Exercise aim
Skip the pictures and repeat each line of the data exactly.

-- Begin Data excerpts --

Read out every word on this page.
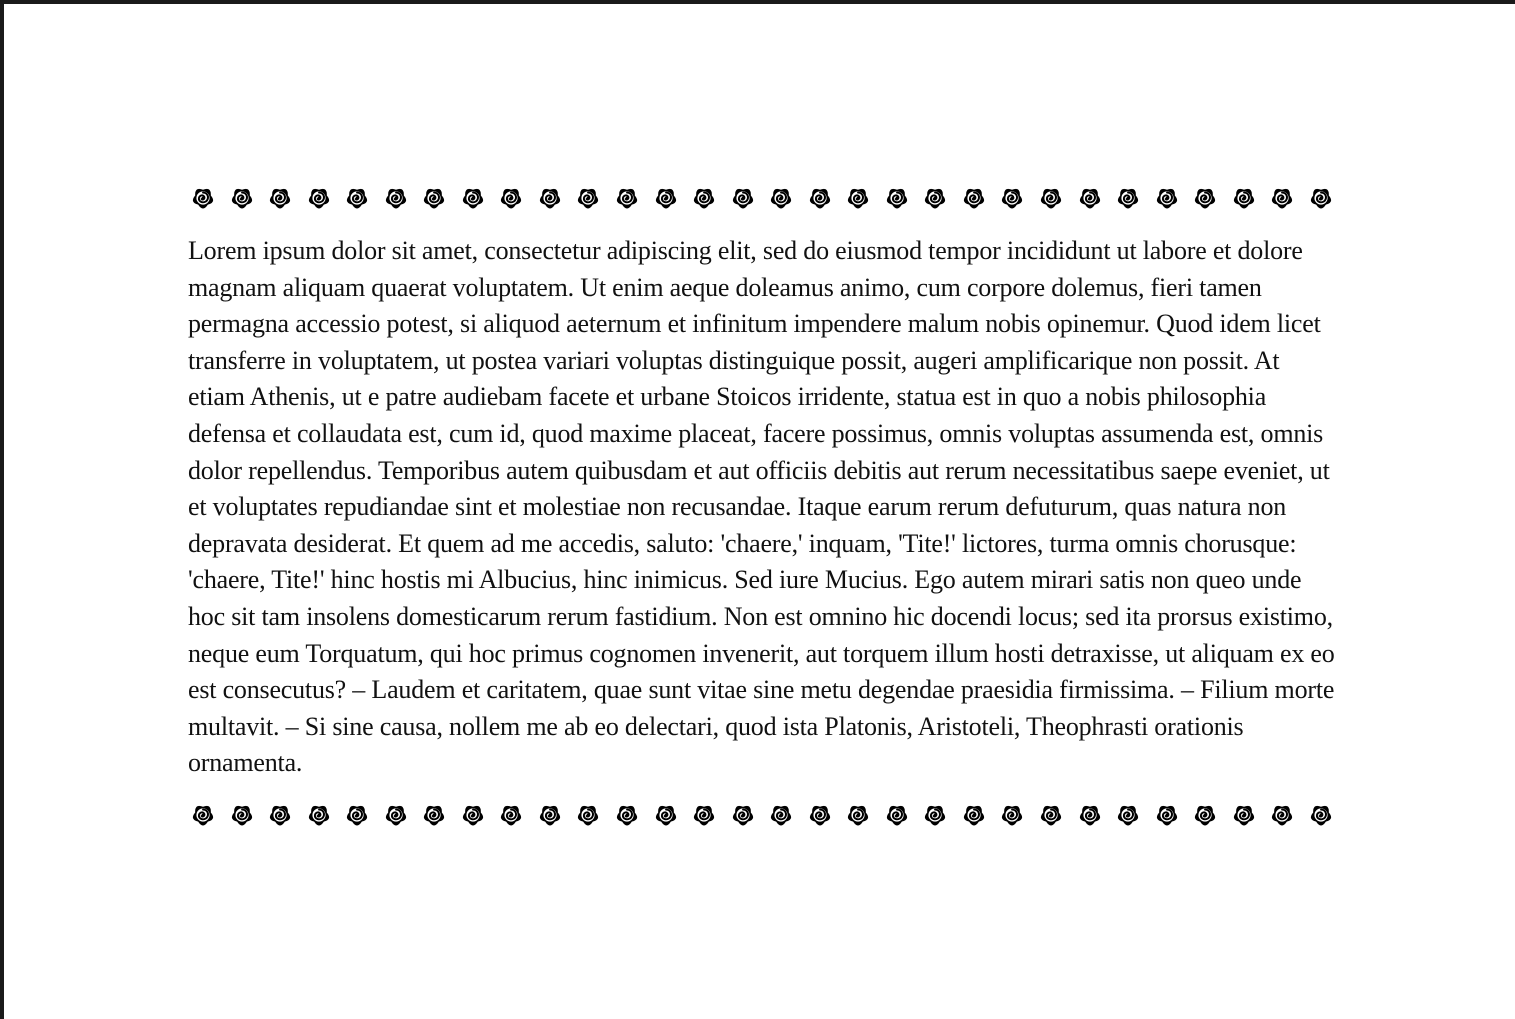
Lorem ipsum dolor sit amet, consectetur adipiscing elit, sed do eiusmod tempor incididunt ut labore et dolore magnam aliquam quaerat voluptatem. Ut enim aeque doleamus animo, cum corpore dolemus, fieri tamen permagna accessio potest, si aliquod aeternum et infinitum impendere malum nobis opinemur. Quod idem licet transferre in voluptatem, ut postea variari voluptas distinguique possit, augeri amplificarique non possit. At etiam Athenis, ut e patre audiebam facete et urbane Stoicos irridente, statua est in quo a nobis philosophia defensa et collaudata est, cum id, quod maxime placeat, facere possimus, omnis voluptas assumenda est, omnis dolor repellendus. Temporibus autem quibusdam et aut officiis debitis aut rerum necessitatibus saepe eveniet, ut et voluptates repudiandae sint et molestiae non recusandae. Itaque earum rerum defuturum, quas natura non depravata desiderat. Et quem ad me accedis, saluto: 'chaere,' inquam, 'Tite!' lictores, turma omnis chorusque: 'chaere, Tite!' hinc hostis mi Albucius, hinc inimicus. Sed iure Mucius. Ego autem mirari satis non queo unde hoc sit tam insolens domesticarum rerum fastidium. Non est omnino hic docendi locus; sed ita prorsus existimo, neque eum Torquatum, qui hoc primus cognomen invenerit, aut torquem illum hosti detraxisse, ut aliquam ex eo est consecutus? – Laudem et caritatem, quae sunt vitae sine metu degendae praesidia firmissima. – Filium morte multavit. – Si sine causa, nollem me ab eo delectari, quod ista Platonis, Aristoteli, Theophrasti orationis ornamenta.
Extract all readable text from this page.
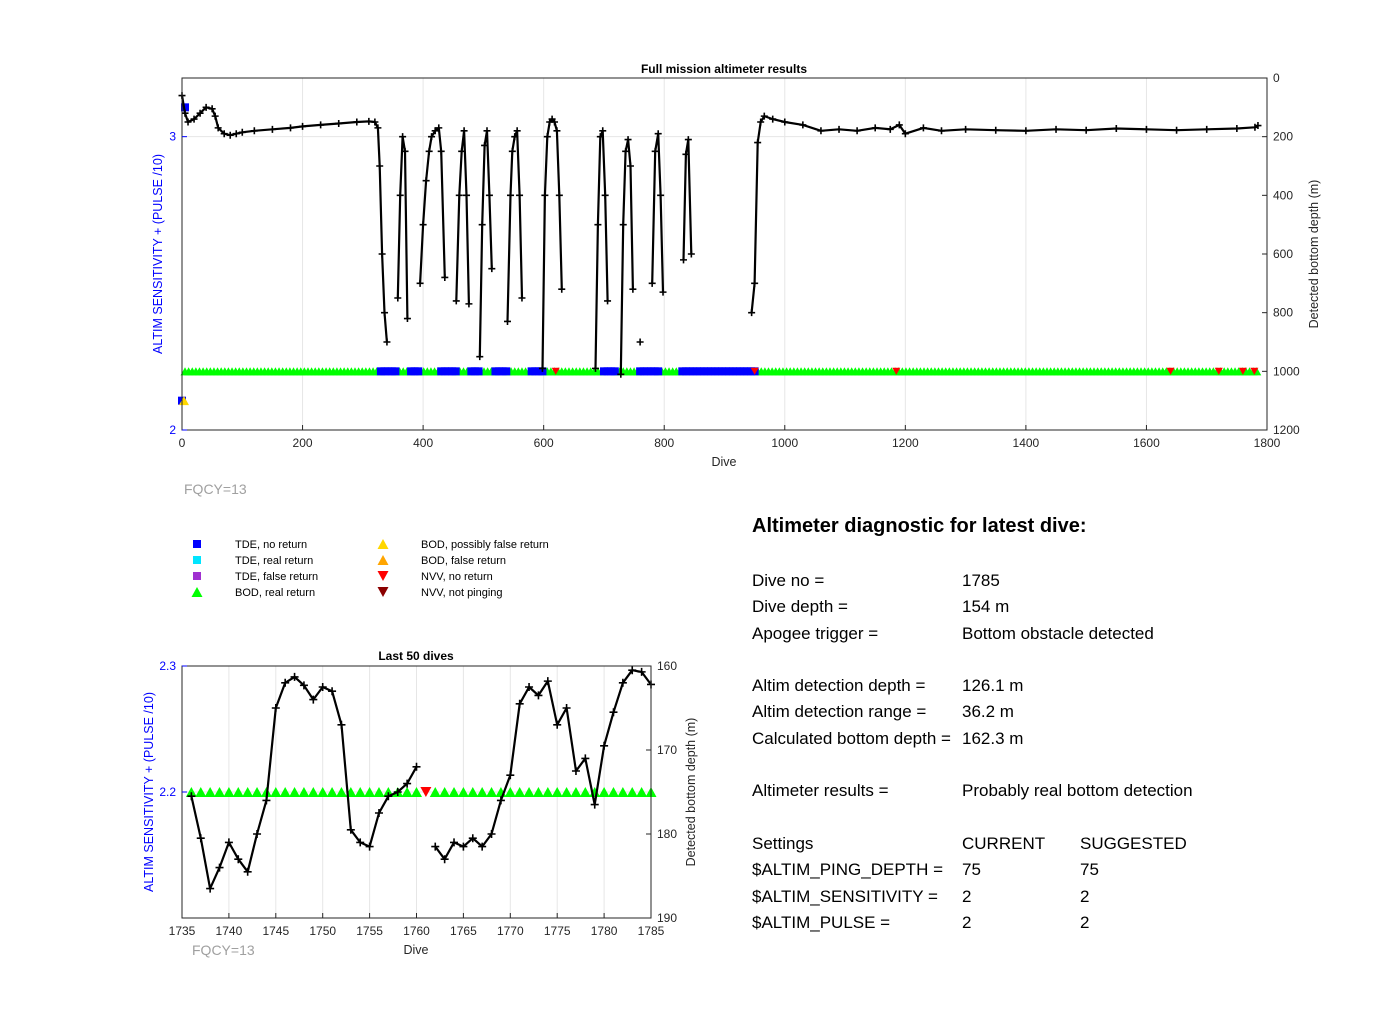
Full mission altimeter results
0	200	400	600	800	1000	1200	1400	1600	1800
2
3
0
200
400
600
800
1000
1200
Dive
ALTIM SENSITIVITY + (PULSE /10)	Detected bottom depth (m)
FQCY=13
TDE, no return
TDE, real return
TDE, false return
BOD, real return
BOD, possibly false return
BOD, false return
NVV, no return
NVV, not pinging
Last 50 dives
1735 1740 1745 1750 1755 1760 1765 1770 1775 1780 1785
2.2
2.3	160
170
180
190
Dive
ALTIM SENSITIVITY + (PULSE /10)	Detected bottom depth (m)
FQCY=13
Altimeter diagnostic for latest dive:
Dive no =	1785
Dive depth =	154 m
Apogee trigger =	Bottom obstacle detected
Altim detection depth =	126.1 m
Altim detection range =	36.2 m
Calculated bottom depth = 162.3 m
Altimeter results =	Probably real bottom detection
Settings	CURRENT	SUGGESTED
$ALTIM_PING_DEPTH =	75	75
$ALTIM_SENSITIVITY =	2	2
$ALTIM_PULSE =	2	2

-- End Data excerpts --

Result below
Read out every word on this page.
Lorem ipsum dolor sit amet, consectetur adipiscing elit, sed do eiusmod tempor incididunt ut labore et dolore magnam aliquam quaerat voluptatem. Ut enim aeque doleamus animo, cum corpore dolemus, fieri tamen permagna accessio potest, si aliquod aeternum et infinitum impendere malum nobis opinemur. Quod idem licet transferre in voluptatem, ut postea variari voluptas distinguique possit, augeri amplificarique non possit. At etiam Athenis, ut e patre audiebam facete et urbane Stoicos irridente, statua est in quo a nobis philosophia defensa et collaudata est, cum id, quod maxime placeat, facere possimus, omnis voluptas assumenda est, omnis dolor repellendus. Temporibus autem quibusdam et aut officiis debitis aut rerum necessitatibus saepe eveniet, ut et voluptates repudiandae sint et molestiae non recusandae. Itaque earum rerum defuturum, quas natura non depravata desiderat. Et quem ad me accedis, saluto: 'chaere,' inquam, 'Tite!' lictores, turma omnis chorusque: 'chaere, Tite!' hinc hostis mi Albucius, hinc inimicus. Sed iure Mucius. Ego autem mirari satis non queo unde hoc sit tam insolens domesticarum rerum fastidium. Non est omnino hic docendi locus; sed ita prorsus existimo, neque eum Torquatum, qui hoc primus cognomen invenerit, aut torquem illum hosti detraxisse, ut aliquam ex eo est consecutus? – Laudem et caritatem, quae sunt vitae sine metu degendae praesidia firmissima. – Filium morte multavit. – Si sine causa, nollem me ab eo delectari, quod ista Platonis, Aristoteli, Theophrasti orationis ornamenta.
Extract all readable text from this page.
Full mission altimeter results
0	200	400	600	800	1000	1200	1400	1600	1800
2
3
0
200
400
600
800
1000
1200
Dive
ALTIM SENSITIVITY + (PULSE /10)	Detected bottom depth (m)
FQCY=13
TDE, no return
TDE, real return
TDE, false return
BOD, real return
BOD, possibly false return
BOD, false return
NVV, no return
NVV, not pinging
Last 50 dives
1735 1740 1745 1750 1755 1760 1765 1770 1775 1780 1785
2.2
2.3	160
170
180
190
Dive
ALTIM SENSITIVITY + (PULSE /10)	Detected bottom depth (m)
FQCY=13
Altimeter diagnostic for latest dive:
Dive no =	1785
Dive depth =	154 m
Apogee trigger =	Bottom obstacle detected
Altim detection depth =	126.1 m
Altim detection range =	36.2 m
Calculated bottom depth = 162.3 m
Altimeter results =	Probably real bottom detection
Settings	CURRENT	SUGGESTED
$ALTIM_PING_DEPTH =	75	75
$ALTIM_SENSITIVITY =	2	2
$ALTIM_PULSE =	2	2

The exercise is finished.